'''

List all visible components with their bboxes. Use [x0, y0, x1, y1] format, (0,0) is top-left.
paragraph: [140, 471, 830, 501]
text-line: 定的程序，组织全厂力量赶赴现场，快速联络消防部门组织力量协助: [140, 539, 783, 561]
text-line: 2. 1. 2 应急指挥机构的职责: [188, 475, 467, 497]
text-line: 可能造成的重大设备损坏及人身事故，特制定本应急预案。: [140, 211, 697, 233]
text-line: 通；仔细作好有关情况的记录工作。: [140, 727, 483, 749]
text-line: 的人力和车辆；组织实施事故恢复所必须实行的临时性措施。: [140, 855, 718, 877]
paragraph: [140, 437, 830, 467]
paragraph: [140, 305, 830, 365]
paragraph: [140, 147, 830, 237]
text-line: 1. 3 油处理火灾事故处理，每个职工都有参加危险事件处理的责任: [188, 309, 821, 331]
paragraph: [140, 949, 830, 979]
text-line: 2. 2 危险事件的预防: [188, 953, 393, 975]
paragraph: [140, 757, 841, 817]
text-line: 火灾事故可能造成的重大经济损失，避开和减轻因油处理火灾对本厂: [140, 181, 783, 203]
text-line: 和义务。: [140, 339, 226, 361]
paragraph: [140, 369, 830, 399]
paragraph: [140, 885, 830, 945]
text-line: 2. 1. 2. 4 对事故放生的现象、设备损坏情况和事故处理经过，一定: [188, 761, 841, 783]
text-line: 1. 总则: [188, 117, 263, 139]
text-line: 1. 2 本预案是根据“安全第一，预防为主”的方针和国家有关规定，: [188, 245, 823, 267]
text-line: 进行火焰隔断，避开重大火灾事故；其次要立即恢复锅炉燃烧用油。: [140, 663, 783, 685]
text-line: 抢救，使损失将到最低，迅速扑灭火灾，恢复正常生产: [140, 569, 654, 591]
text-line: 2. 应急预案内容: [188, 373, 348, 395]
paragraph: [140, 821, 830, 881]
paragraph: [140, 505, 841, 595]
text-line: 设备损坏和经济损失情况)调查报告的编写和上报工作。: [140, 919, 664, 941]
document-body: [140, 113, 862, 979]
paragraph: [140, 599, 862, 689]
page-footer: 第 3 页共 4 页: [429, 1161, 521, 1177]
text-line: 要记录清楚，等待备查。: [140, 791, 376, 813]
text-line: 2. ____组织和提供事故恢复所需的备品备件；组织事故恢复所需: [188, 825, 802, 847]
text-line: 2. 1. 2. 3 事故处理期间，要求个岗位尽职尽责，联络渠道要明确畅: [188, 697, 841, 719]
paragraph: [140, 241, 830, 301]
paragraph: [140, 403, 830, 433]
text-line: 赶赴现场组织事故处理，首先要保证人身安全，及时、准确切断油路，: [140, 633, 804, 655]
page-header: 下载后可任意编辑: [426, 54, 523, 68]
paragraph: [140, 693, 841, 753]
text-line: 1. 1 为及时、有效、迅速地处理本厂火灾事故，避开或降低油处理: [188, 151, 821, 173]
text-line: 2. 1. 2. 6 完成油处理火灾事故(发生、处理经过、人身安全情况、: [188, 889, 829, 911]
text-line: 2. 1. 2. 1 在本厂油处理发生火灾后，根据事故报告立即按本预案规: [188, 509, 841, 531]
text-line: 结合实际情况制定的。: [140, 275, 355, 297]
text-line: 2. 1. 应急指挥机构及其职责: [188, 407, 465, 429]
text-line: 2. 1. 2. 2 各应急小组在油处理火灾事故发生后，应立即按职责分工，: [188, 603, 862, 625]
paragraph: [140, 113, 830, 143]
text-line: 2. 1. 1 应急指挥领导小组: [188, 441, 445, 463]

'''

### Your objective
Convert everything from the first of the rows down to the line containing "paragraph: [140, 403, 830, 433]", both ends included, into a Markdown table with the columns Number and Content. Give each line's number and its text, and leave out blank lines.

### Written response
| Number | Content |
|---|---|
| 1 | List all visible components with their bboxes. Use [x0, y0, x1, y1] format, (0,0) is top-left. |
| 2 | paragraph: [140, 471, 830, 501] |
| 3 | text-line: 定的程序，组织全厂力量赶赴现场，快速联络消防部门组织力量协助: [140, 539, 783, 561] |
| 4 | text-line: 2. 1. 2 应急指挥机构的职责: [188, 475, 467, 497] |
| 5 | text-line: 可能造成的重大设备损坏及人身事故，特制定本应急预案。: [140, 211, 697, 233] |
| 6 | text-line: 通；仔细作好有关情况的记录工作。: [140, 727, 483, 749] |
| 7 | text-line: 的人力和车辆；组织实施事故恢复所必须实行的临时性措施。: [140, 855, 718, 877] |
| 8 | paragraph: [140, 437, 830, 467] |
| 9 | paragraph: [140, 305, 830, 365] |
| 10 | paragraph: [140, 147, 830, 237] |
| 11 | text-line: 1. 3 油处理火灾事故处理，每个职工都有参加危险事件处理的责任: [188, 309, 821, 331] |
| 12 | paragraph: [140, 949, 830, 979] |
| 13 | text-line: 2. 2 危险事件的预防: [188, 953, 393, 975] |
| 14 | paragraph: [140, 757, 841, 817] |
| 15 | text-line: 火灾事故可能造成的重大经济损失，避开和减轻因油处理火灾对本厂: [140, 181, 783, 203] |
| 16 | text-line: 和义务。: [140, 339, 226, 361] |
| 17 | paragraph: [140, 369, 830, 399] |
| 18 | paragraph: [140, 885, 830, 945] |
| 19 | text-line: 2. 1. 2. 4 对事故放生的现象、设备损坏情况和事故处理经过，一定: [188, 761, 841, 783] |
| 20 | text-line: 1. 总则: [188, 117, 263, 139] |
| 21 | text-line: 1. 2 本预案是根据“安全第一，预防为主”的方针和国家有关规定，: [188, 245, 823, 267] |
| 22 | text-line: 进行火焰隔断，避开重大火灾事故；其次要立即恢复锅炉燃烧用油。: [140, 663, 783, 685] |
| 23 | text-line: 抢救，使损失将到最低，迅速扑灭火灾，恢复正常生产: [140, 569, 654, 591] |
| 24 | text-line: 2. 应急预案内容: [188, 373, 348, 395] |
| 25 | paragraph: [140, 821, 830, 881] |
| 26 | paragraph: [140, 505, 841, 595] |
| 27 | text-line: 设备损坏和经济损失情况)调查报告的编写和上报工作。: [140, 919, 664, 941] |
| 28 | document-body: [140, 113, 862, 979] |
| 29 | paragraph: [140, 599, 862, 689] |
| 30 | page-footer: 第 3 页共 4 页: [429, 1161, 521, 1177] |
| 31 | text-line: 要记录清楚，等待备查。: [140, 791, 376, 813] |
| 32 | text-line: 2. ____组织和提供事故恢复所需的备品备件；组织事故恢复所需: [188, 825, 802, 847] |
| 33 | text-line: 2. 1. 2. 3 事故处理期间，要求个岗位尽职尽责，联络渠道要明确畅: [188, 697, 841, 719] |
| 34 | paragraph: [140, 241, 830, 301] |
| 35 | paragraph: [140, 403, 830, 433] |